** Start of Dataset records **

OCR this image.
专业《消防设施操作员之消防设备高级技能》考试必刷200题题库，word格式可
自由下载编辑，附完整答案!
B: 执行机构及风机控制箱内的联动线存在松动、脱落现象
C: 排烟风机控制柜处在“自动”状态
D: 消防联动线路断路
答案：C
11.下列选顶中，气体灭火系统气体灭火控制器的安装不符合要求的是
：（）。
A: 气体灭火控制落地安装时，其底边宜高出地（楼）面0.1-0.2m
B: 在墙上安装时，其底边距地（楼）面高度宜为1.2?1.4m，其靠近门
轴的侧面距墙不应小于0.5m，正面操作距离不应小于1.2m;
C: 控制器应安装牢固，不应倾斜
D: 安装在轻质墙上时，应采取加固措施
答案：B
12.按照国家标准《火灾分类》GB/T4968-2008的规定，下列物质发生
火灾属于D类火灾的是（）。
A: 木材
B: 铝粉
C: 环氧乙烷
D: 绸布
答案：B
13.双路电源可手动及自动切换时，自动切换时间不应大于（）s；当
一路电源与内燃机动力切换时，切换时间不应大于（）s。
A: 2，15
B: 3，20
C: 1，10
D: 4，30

** End of Dataset records **

Written problem: Return every line of the material exactly.

Solution to this problem:
OCR this image.
专业《消防设施操作员之消防设备高级技能》考试必刷200题题库，word格式可
自由下载编辑，附完整答案!
B: 执行机构及风机控制箱内的联动线存在松动、脱落现象
C: 排烟风机控制柜处在“自动”状态
D: 消防联动线路断路
答案：C
11.下列选顶中，气体灭火系统气体灭火控制器的安装不符合要求的是
：（）。
A: 气体灭火控制落地安装时，其底边宜高出地（楼）面0.1-0.2m
B: 在墙上安装时，其底边距地（楼）面高度宜为1.2?1.4m，其靠近门
轴的侧面距墙不应小于0.5m，正面操作距离不应小于1.2m;
C: 控制器应安装牢固，不应倾斜
D: 安装在轻质墙上时，应采取加固措施
答案：B
12.按照国家标准《火灾分类》GB/T4968-2008的规定，下列物质发生
火灾属于D类火灾的是（）。
A: 木材
B: 铝粉
C: 环氧乙烷
D: 绸布
答案：B
13.双路电源可手动及自动切换时，自动切换时间不应大于（）s；当
一路电源与内燃机动力切换时，切换时间不应大于（）s。
A: 2，15
B: 3，20
C: 1，10
D: 4，30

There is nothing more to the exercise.